— Begin Information provided —
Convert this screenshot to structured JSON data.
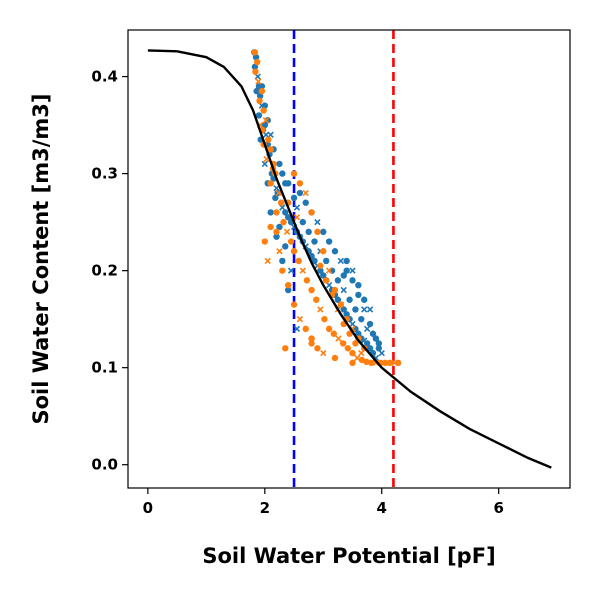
{
  "chart_data": {
    "type": "scatter",
    "title": "",
    "xlabel": "Soil Water Potential [pF]",
    "ylabel": "Soil Water Content [m3/m3]",
    "xlim": [
      -0.34,
      7.22
    ],
    "ylim": [
      -0.024,
      0.448
    ],
    "xticks": [
      0,
      2,
      4,
      6
    ],
    "yticks": [
      0.0,
      0.1,
      0.2,
      0.3,
      0.4
    ],
    "ytick_labels": [
      "0.0",
      "0.1",
      "0.2",
      "0.3",
      "0.4"
    ],
    "grid": false,
    "legend": "none",
    "colors": {
      "series_blue": "#1f77b4",
      "series_orange": "#ff7f0e",
      "curve": "#000000",
      "vline_blue": "#0000ff",
      "vline_red": "#ff0000"
    },
    "vertical_lines": [
      {
        "x": 2.5,
        "color": "#0000ff",
        "style": "dashed"
      },
      {
        "x": 4.2,
        "color": "#ff0000",
        "style": "dashed"
      }
    ],
    "curve": {
      "x": [
        0.0,
        0.5,
        1.0,
        1.3,
        1.6,
        1.8,
        2.0,
        2.2,
        2.4,
        2.6,
        2.8,
        3.0,
        3.3,
        3.6,
        4.0,
        4.5,
        5.0,
        5.5,
        6.0,
        6.5,
        6.9
      ],
      "y": [
        0.427,
        0.426,
        0.42,
        0.41,
        0.39,
        0.365,
        0.33,
        0.295,
        0.265,
        0.235,
        0.208,
        0.185,
        0.155,
        0.128,
        0.1,
        0.075,
        0.055,
        0.037,
        0.022,
        0.007,
        -0.003
      ]
    },
    "series": [
      {
        "color": "#1f77b4",
        "points": [
          [
            1.82,
            0.425
          ],
          [
            1.85,
            0.42
          ],
          [
            1.83,
            0.41
          ],
          [
            1.88,
            0.4
          ],
          [
            1.9,
            0.39
          ],
          [
            1.86,
            0.385
          ],
          [
            1.92,
            0.38
          ],
          [
            1.95,
            0.37
          ],
          [
            1.9,
            0.36
          ],
          [
            2.0,
            0.35
          ],
          [
            1.97,
            0.345
          ],
          [
            2.02,
            0.34
          ],
          [
            1.93,
            0.335
          ],
          [
            2.05,
            0.33
          ],
          [
            2.08,
            0.32
          ],
          [
            2.0,
            0.31
          ],
          [
            2.12,
            0.3
          ],
          [
            2.15,
            0.295
          ],
          [
            2.05,
            0.29
          ],
          [
            2.2,
            0.285
          ],
          [
            2.22,
            0.28
          ],
          [
            2.18,
            0.275
          ],
          [
            2.28,
            0.27
          ],
          [
            2.3,
            0.265
          ],
          [
            2.35,
            0.26
          ],
          [
            2.4,
            0.255
          ],
          [
            2.45,
            0.25
          ],
          [
            2.5,
            0.245
          ],
          [
            2.55,
            0.24
          ],
          [
            2.6,
            0.235
          ],
          [
            2.65,
            0.23
          ],
          [
            2.7,
            0.225
          ],
          [
            2.75,
            0.22
          ],
          [
            2.8,
            0.215
          ],
          [
            2.85,
            0.21
          ],
          [
            2.9,
            0.205
          ],
          [
            2.95,
            0.2
          ],
          [
            3.0,
            0.195
          ],
          [
            3.05,
            0.19
          ],
          [
            3.1,
            0.185
          ],
          [
            3.15,
            0.18
          ],
          [
            3.2,
            0.175
          ],
          [
            3.25,
            0.17
          ],
          [
            3.3,
            0.165
          ],
          [
            3.35,
            0.16
          ],
          [
            3.4,
            0.155
          ],
          [
            3.45,
            0.15
          ],
          [
            3.5,
            0.145
          ],
          [
            3.55,
            0.14
          ],
          [
            3.6,
            0.135
          ],
          [
            3.65,
            0.13
          ],
          [
            3.7,
            0.128
          ],
          [
            3.75,
            0.125
          ],
          [
            3.8,
            0.12
          ],
          [
            3.85,
            0.115
          ],
          [
            3.9,
            0.11
          ],
          [
            2.6,
            0.28
          ],
          [
            2.7,
            0.27
          ],
          [
            2.8,
            0.26
          ],
          [
            2.9,
            0.25
          ],
          [
            3.0,
            0.24
          ],
          [
            3.1,
            0.23
          ],
          [
            3.2,
            0.22
          ],
          [
            3.3,
            0.21
          ],
          [
            3.4,
            0.2
          ],
          [
            3.5,
            0.19
          ],
          [
            3.6,
            0.175
          ],
          [
            3.7,
            0.16
          ],
          [
            3.8,
            0.145
          ],
          [
            3.9,
            0.13
          ],
          [
            3.95,
            0.12
          ],
          [
            4.0,
            0.115
          ],
          [
            2.3,
            0.3
          ],
          [
            2.4,
            0.29
          ],
          [
            2.5,
            0.275
          ],
          [
            2.55,
            0.265
          ],
          [
            2.65,
            0.25
          ],
          [
            2.75,
            0.24
          ],
          [
            2.85,
            0.23
          ],
          [
            2.95,
            0.22
          ],
          [
            3.05,
            0.21
          ],
          [
            3.15,
            0.2
          ],
          [
            3.25,
            0.19
          ],
          [
            3.35,
            0.18
          ],
          [
            3.45,
            0.17
          ],
          [
            3.55,
            0.16
          ],
          [
            3.65,
            0.15
          ],
          [
            3.75,
            0.14
          ],
          [
            3.85,
            0.135
          ],
          [
            3.95,
            0.125
          ],
          [
            3.4,
            0.21
          ],
          [
            3.5,
            0.2
          ],
          [
            3.35,
            0.195
          ],
          [
            3.6,
            0.185
          ],
          [
            3.7,
            0.17
          ],
          [
            3.8,
            0.16
          ],
          [
            2.2,
            0.235
          ],
          [
            2.3,
            0.21
          ],
          [
            2.4,
            0.18
          ],
          [
            2.55,
            0.14
          ],
          [
            2.1,
            0.26
          ],
          [
            2.25,
            0.245
          ],
          [
            2.35,
            0.225
          ],
          [
            2.45,
            0.2
          ],
          [
            1.95,
            0.39
          ],
          [
            2.0,
            0.37
          ],
          [
            2.05,
            0.355
          ],
          [
            2.1,
            0.34
          ],
          [
            2.15,
            0.325
          ],
          [
            2.25,
            0.31
          ],
          [
            2.35,
            0.29
          ]
        ]
      },
      {
        "color": "#ff7f0e",
        "points": [
          [
            1.83,
            0.425
          ],
          [
            1.87,
            0.415
          ],
          [
            1.84,
            0.405
          ],
          [
            1.89,
            0.395
          ],
          [
            1.95,
            0.385
          ],
          [
            1.91,
            0.375
          ],
          [
            1.98,
            0.365
          ],
          [
            2.02,
            0.355
          ],
          [
            1.96,
            0.345
          ],
          [
            2.06,
            0.335
          ],
          [
            2.1,
            0.325
          ],
          [
            2.03,
            0.315
          ],
          [
            2.14,
            0.305
          ],
          [
            2.18,
            0.3
          ],
          [
            2.1,
            0.29
          ],
          [
            2.24,
            0.28
          ],
          [
            2.28,
            0.27
          ],
          [
            2.2,
            0.26
          ],
          [
            2.32,
            0.25
          ],
          [
            2.38,
            0.24
          ],
          [
            2.45,
            0.23
          ],
          [
            2.5,
            0.22
          ],
          [
            2.58,
            0.21
          ],
          [
            2.65,
            0.2
          ],
          [
            2.72,
            0.19
          ],
          [
            2.8,
            0.18
          ],
          [
            2.88,
            0.17
          ],
          [
            2.95,
            0.16
          ],
          [
            3.02,
            0.15
          ],
          [
            3.1,
            0.14
          ],
          [
            3.18,
            0.135
          ],
          [
            3.26,
            0.13
          ],
          [
            3.34,
            0.125
          ],
          [
            3.42,
            0.12
          ],
          [
            3.5,
            0.115
          ],
          [
            3.58,
            0.11
          ],
          [
            3.66,
            0.108
          ],
          [
            3.74,
            0.106
          ],
          [
            3.82,
            0.105
          ],
          [
            3.9,
            0.105
          ],
          [
            3.98,
            0.105
          ],
          [
            4.06,
            0.105
          ],
          [
            4.14,
            0.105
          ],
          [
            4.22,
            0.105
          ],
          [
            4.28,
            0.105
          ],
          [
            2.5,
            0.3
          ],
          [
            2.6,
            0.29
          ],
          [
            2.7,
            0.28
          ],
          [
            2.8,
            0.26
          ],
          [
            2.9,
            0.24
          ],
          [
            3.0,
            0.22
          ],
          [
            3.1,
            0.2
          ],
          [
            3.2,
            0.18
          ],
          [
            3.3,
            0.165
          ],
          [
            3.4,
            0.15
          ],
          [
            3.5,
            0.14
          ],
          [
            3.6,
            0.13
          ],
          [
            3.7,
            0.12
          ],
          [
            2.2,
            0.24
          ],
          [
            2.25,
            0.22
          ],
          [
            2.3,
            0.2
          ],
          [
            2.4,
            0.185
          ],
          [
            2.5,
            0.165
          ],
          [
            2.6,
            0.15
          ],
          [
            2.7,
            0.14
          ],
          [
            2.8,
            0.13
          ],
          [
            2.9,
            0.12
          ],
          [
            3.0,
            0.115
          ],
          [
            2.35,
            0.12
          ],
          [
            2.1,
            0.245
          ],
          [
            2.0,
            0.23
          ],
          [
            2.05,
            0.21
          ],
          [
            2.8,
            0.125
          ],
          [
            3.2,
            0.11
          ],
          [
            3.5,
            0.105
          ],
          [
            1.92,
            0.35
          ],
          [
            1.98,
            0.33
          ],
          [
            2.15,
            0.31
          ],
          [
            2.4,
            0.27
          ],
          [
            2.55,
            0.255
          ],
          [
            2.95,
            0.205
          ],
          [
            3.05,
            0.19
          ],
          [
            3.15,
            0.175
          ],
          [
            3.25,
            0.16
          ],
          [
            3.35,
            0.145
          ],
          [
            3.45,
            0.135
          ],
          [
            3.55,
            0.125
          ],
          [
            3.65,
            0.115
          ]
        ]
      }
    ]
  }
}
— End Information provided —
- Aim:
Identify each line in the entries with the word "Soil" and copy it.

- Output for this task:
    "xlabel": "Soil Water Potential [pF]",
    "ylabel": "Soil Water Content [m3/m3]",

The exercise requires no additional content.